╭─ Excerpted records

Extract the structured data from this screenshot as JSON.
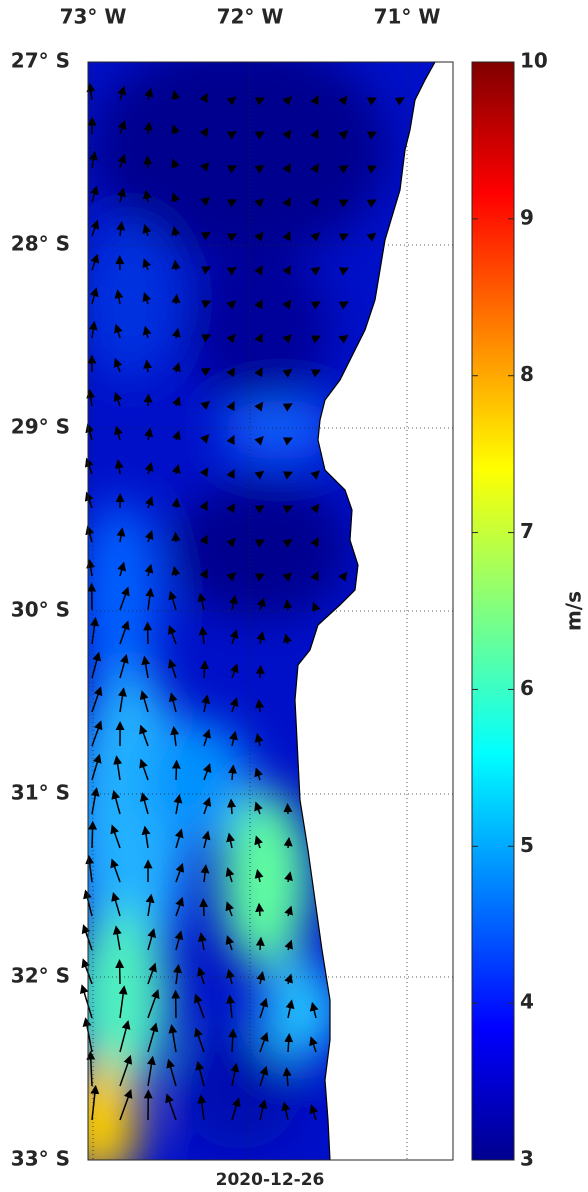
{
  "map": {
    "lon_labels": [
      "73° W",
      "72° W",
      "71° W"
    ],
    "lat_labels": [
      "27° S",
      "28° S",
      "29° S",
      "30° S",
      "31° S",
      "32° S",
      "33° S"
    ],
    "date": "2020-12-26",
    "colorbar": {
      "range": [
        3,
        10
      ],
      "ticks": [
        3,
        4,
        5,
        6,
        7,
        8,
        9,
        10
      ],
      "label": "m/s"
    }
  }
}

╰─

_Instructions to follow:_ Quote the preceding listing precisely and completely, omitting its images.

_Exercise output:_
Extract the structured data from this screenshot as JSON.
{
  "map": {
    "lon_labels": [
      "73° W",
      "72° W",
      "71° W"
    ],
    "lat_labels": [
      "27° S",
      "28° S",
      "29° S",
      "30° S",
      "31° S",
      "32° S",
      "33° S"
    ],
    "date": "2020-12-26",
    "colorbar": {
      "range": [
        3,
        10
      ],
      "ticks": [
        3,
        4,
        5,
        6,
        7,
        8,
        9,
        10
      ],
      "label": "m/s"
    }
  }
}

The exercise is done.